## [GIVEN INSTRUCTION]
Copy the records below exactly, omitting any pictures they contain.

Stored dataset items:

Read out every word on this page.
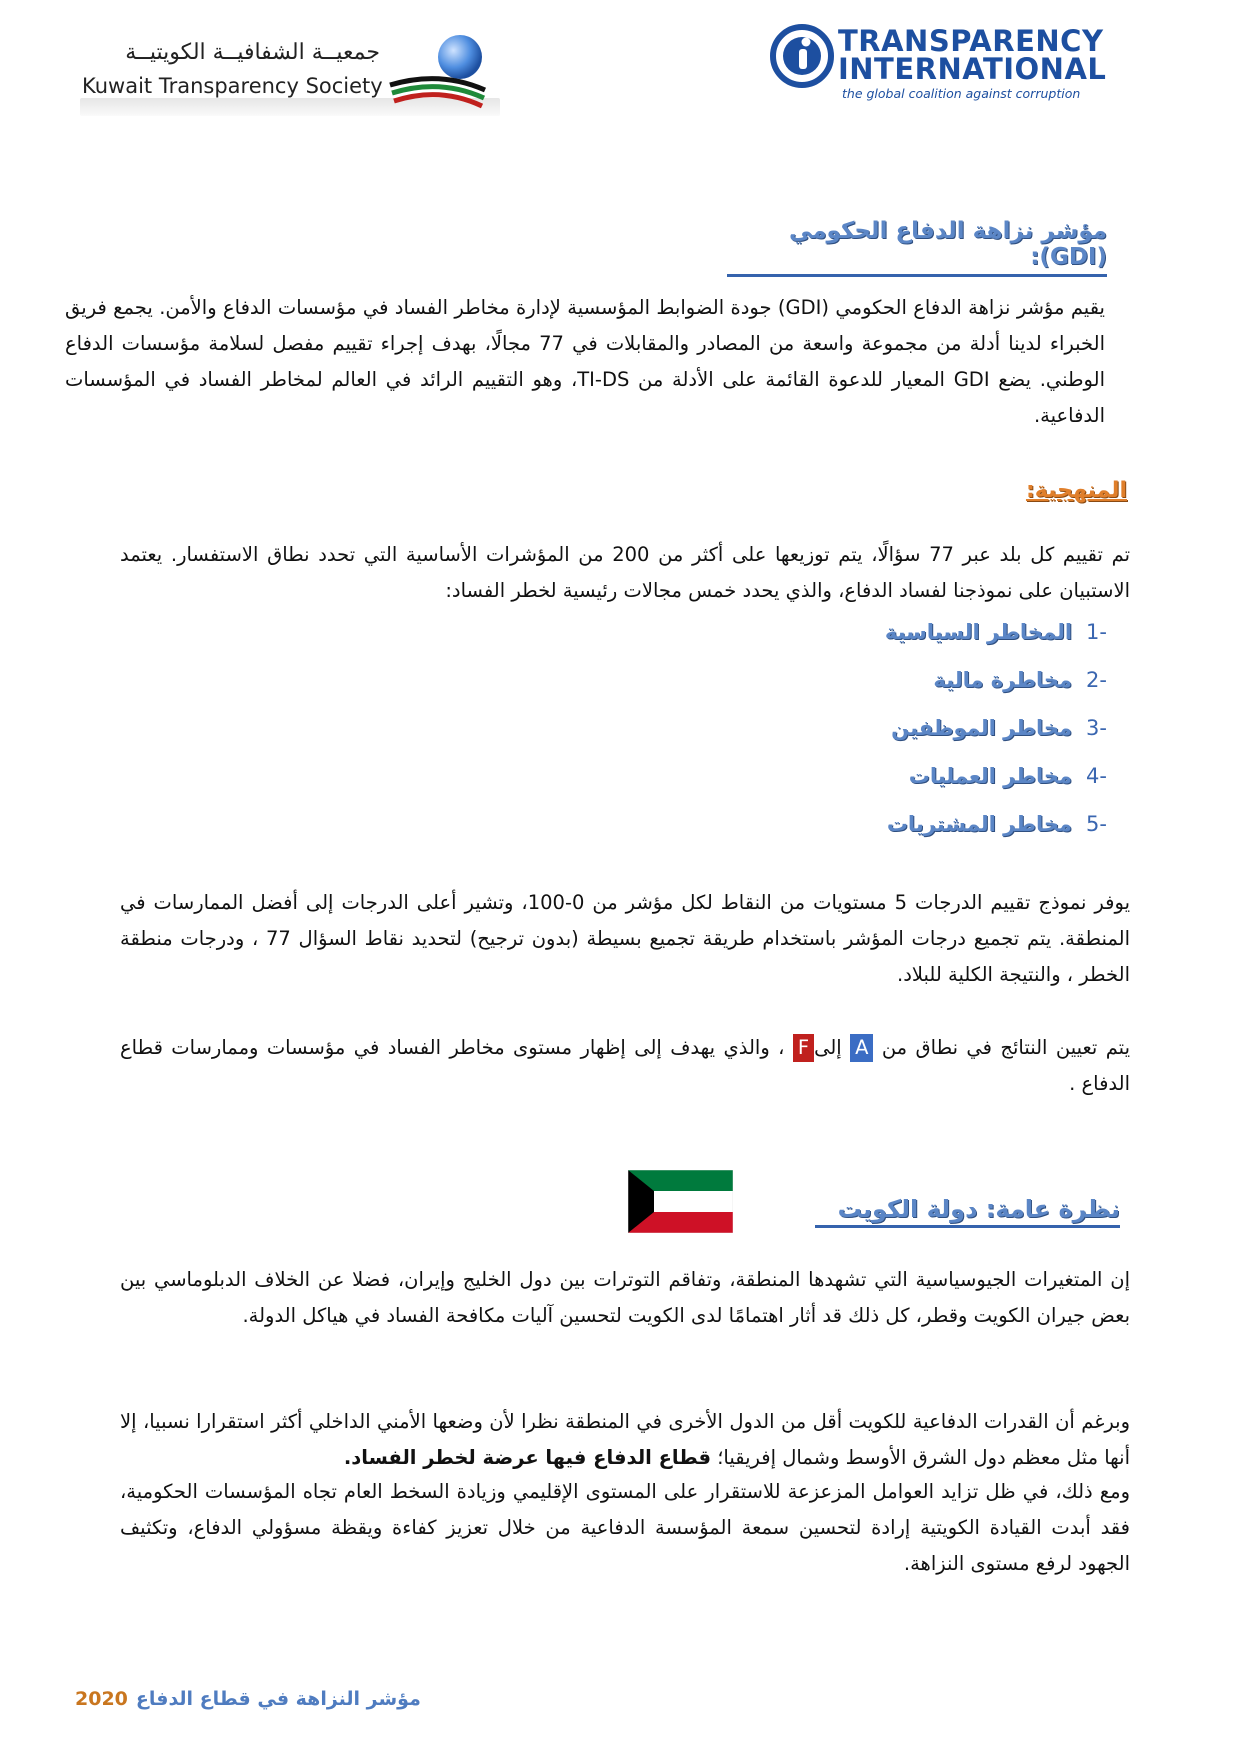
جمعيــة الشفافيــة الكويتيــة
Kuwait Transparency Society
TRANSPARENCY
INTERNATIONAL
the global coalition against corruption
مؤشر نزاهة الدفاع الحكومي (GDI):
يقيم مؤشر نزاهة الدفاع الحكومي (GDI) جودة الضوابط المؤسسية لإدارة مخاطر الفساد في مؤسسات الدفاع والأمن. يجمع فريق الخبراء لدينا أدلة من مجموعة واسعة من المصادر والمقابلات في 77 مجالًا، بهدف إجراء تقييم مفصل لسلامة مؤسسات الدفاع الوطني. يضع GDI المعيار للدعوة القائمة على الأدلة من TI-DS، وهو التقييم الرائد في العالم لمخاطر الفساد في المؤسسات الدفاعية.
المنهجية:
تم تقييم كل بلد عبر 77 سؤالًا، يتم توزيعها على أكثر من 200 من المؤشرات الأساسية التي تحدد نطاق الاستفسار. يعتمد الاستبيان على نموذجنا لفساد الدفاع، والذي يحدد خمس مجالات رئيسية لخطر الفساد:
-1المخاطر السياسية
-2مخاطرة مالية
-3مخاطر الموظفين
-4مخاطر العمليات
-5مخاطر المشتريات
يوفر نموذج تقييم الدرجات 5 مستويات من النقاط لكل مؤشر من 0-100، وتشير أعلى الدرجات إلى أفضل الممارسات في المنطقة. يتم تجميع درجات المؤشر باستخدام طريقة تجميع بسيطة (بدون ترجيح) لتحديد نقاط السؤال 77 ، ودرجات منطقة الخطر ، والنتيجة الكلية للبلاد.
يتم تعيين النتائج في نطاق من A إلىF ، والذي يهدف إلى إظهار مستوى مخاطر الفساد في مؤسسات وممارسات قطاع الدفاع .
نظرة عامة: دولة الكويت
إن المتغيرات الجيوسياسية التي تشهدها المنطقة، وتفاقم التوترات بين دول الخليج وإيران، فضلا عن الخلاف الدبلوماسي بين بعض جيران الكويت وقطر، كل ذلك قد أثار اهتمامًا لدى الكويت لتحسين آليات مكافحة الفساد في هياكل الدولة.
وبرغم أن القدرات الدفاعية للكويت أقل من الدول الأخرى في المنطقة نظرا لأن وضعها الأمني الداخلي أكثر استقرارا نسبيا، إلا أنها مثل معظم دول الشرق الأوسط وشمال إفريقيا؛ قطاع الدفاع فيها عرضة لخطر الفساد.
ومع ذلك، في ظل تزايد العوامل المزعزعة للاستقرار على المستوى الإقليمي وزيادة السخط العام تجاه المؤسسات الحكومية، فقد أبدت القيادة الكويتية إرادة لتحسين سمعة المؤسسة الدفاعية من خلال تعزيز كفاءة ويقظة مسؤولي الدفاع، وتكثيف الجهود لرفع مستوى النزاهة.
2020 مؤشر النزاهة في قطاع الدفاع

## [COMPLETED TASK]
Read out every word on this page.
جمعيــة الشفافيــة الكويتيــة
Kuwait Transparency Society
TRANSPARENCY
INTERNATIONAL
the global coalition against corruption
مؤشر نزاهة الدفاع الحكومي (GDI):
يقيم مؤشر نزاهة الدفاع الحكومي (GDI) جودة الضوابط المؤسسية لإدارة مخاطر الفساد في مؤسسات الدفاع والأمن. يجمع فريق الخبراء لدينا أدلة من مجموعة واسعة من المصادر والمقابلات في 77 مجالًا، بهدف إجراء تقييم مفصل لسلامة مؤسسات الدفاع الوطني. يضع GDI المعيار للدعوة القائمة على الأدلة من TI-DS، وهو التقييم الرائد في العالم لمخاطر الفساد في المؤسسات الدفاعية.
المنهجية:
تم تقييم كل بلد عبر 77 سؤالًا، يتم توزيعها على أكثر من 200 من المؤشرات الأساسية التي تحدد نطاق الاستفسار. يعتمد الاستبيان على نموذجنا لفساد الدفاع، والذي يحدد خمس مجالات رئيسية لخطر الفساد:
-1المخاطر السياسية
-2مخاطرة مالية
-3مخاطر الموظفين
-4مخاطر العمليات
-5مخاطر المشتريات
يوفر نموذج تقييم الدرجات 5 مستويات من النقاط لكل مؤشر من 0-100، وتشير أعلى الدرجات إلى أفضل الممارسات في المنطقة. يتم تجميع درجات المؤشر باستخدام طريقة تجميع بسيطة (بدون ترجيح) لتحديد نقاط السؤال 77 ، ودرجات منطقة الخطر ، والنتيجة الكلية للبلاد.
يتم تعيين النتائج في نطاق من A إلىF ، والذي يهدف إلى إظهار مستوى مخاطر الفساد في مؤسسات وممارسات قطاع الدفاع .
نظرة عامة: دولة الكويت
إن المتغيرات الجيوسياسية التي تشهدها المنطقة، وتفاقم التوترات بين دول الخليج وإيران، فضلا عن الخلاف الدبلوماسي بين بعض جيران الكويت وقطر، كل ذلك قد أثار اهتمامًا لدى الكويت لتحسين آليات مكافحة الفساد في هياكل الدولة.
وبرغم أن القدرات الدفاعية للكويت أقل من الدول الأخرى في المنطقة نظرا لأن وضعها الأمني الداخلي أكثر استقرارا نسبيا، إلا أنها مثل معظم دول الشرق الأوسط وشمال إفريقيا؛ قطاع الدفاع فيها عرضة لخطر الفساد.
ومع ذلك، في ظل تزايد العوامل المزعزعة للاستقرار على المستوى الإقليمي وزيادة السخط العام تجاه المؤسسات الحكومية، فقد أبدت القيادة الكويتية إرادة لتحسين سمعة المؤسسة الدفاعية من خلال تعزيز كفاءة ويقظة مسؤولي الدفاع، وتكثيف الجهود لرفع مستوى النزاهة.
2020 مؤشر النزاهة في قطاع الدفاع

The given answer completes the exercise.